*Direction*: Word for word, retype every entry in the listing.

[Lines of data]
○ ○ ○ ○

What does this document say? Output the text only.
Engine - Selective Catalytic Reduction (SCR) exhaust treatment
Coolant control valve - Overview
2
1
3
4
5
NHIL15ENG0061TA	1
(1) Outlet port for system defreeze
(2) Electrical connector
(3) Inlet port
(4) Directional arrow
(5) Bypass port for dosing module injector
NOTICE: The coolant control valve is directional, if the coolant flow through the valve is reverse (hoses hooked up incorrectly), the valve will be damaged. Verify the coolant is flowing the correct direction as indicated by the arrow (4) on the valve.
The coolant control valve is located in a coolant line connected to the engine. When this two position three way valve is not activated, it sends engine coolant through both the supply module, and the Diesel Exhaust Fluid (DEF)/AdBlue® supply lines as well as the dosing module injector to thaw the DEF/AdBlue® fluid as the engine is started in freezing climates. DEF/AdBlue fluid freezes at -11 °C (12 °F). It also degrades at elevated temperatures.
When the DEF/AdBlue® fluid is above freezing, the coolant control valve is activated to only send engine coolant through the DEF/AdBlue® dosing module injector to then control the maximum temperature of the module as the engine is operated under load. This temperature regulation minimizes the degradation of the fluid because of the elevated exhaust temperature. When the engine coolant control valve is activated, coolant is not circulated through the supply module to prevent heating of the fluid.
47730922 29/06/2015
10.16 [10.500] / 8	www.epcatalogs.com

○ ○ ○ ○

*Written response*:
What does this document say? Output the text only.
Engine - Selective Catalytic Reduction (SCR) exhaust treatment
Coolant control valve - Overview
2
1
3
4
5
NHIL15ENG0061TA	1
(1) Outlet port for system defreeze
(2) Electrical connector
(3) Inlet port
(4) Directional arrow
(5) Bypass port for dosing module injector
NOTICE: The coolant control valve is directional, if the coolant flow through the valve is reverse (hoses hooked up incorrectly), the valve will be damaged. Verify the coolant is flowing the correct direction as indicated by the arrow (4) on the valve.
The coolant control valve is located in a coolant line connected to the engine. When this two position three way valve is not activated, it sends engine coolant through both the supply module, and the Diesel Exhaust Fluid (DEF)/AdBlue® supply lines as well as the dosing module injector to thaw the DEF/AdBlue® fluid as the engine is started in freezing climates. DEF/AdBlue fluid freezes at -11 °C (12 °F). It also degrades at elevated temperatures.
When the DEF/AdBlue® fluid is above freezing, the coolant control valve is activated to only send engine coolant through the DEF/AdBlue® dosing module injector to then control the maximum temperature of the module as the engine is operated under load. This temperature regulation minimizes the degradation of the fluid because of the elevated exhaust temperature. When the engine coolant control valve is activated, coolant is not circulated through the supply module to prevent heating of the fluid.
47730922 29/06/2015
10.16 [10.500] / 8	www.epcatalogs.com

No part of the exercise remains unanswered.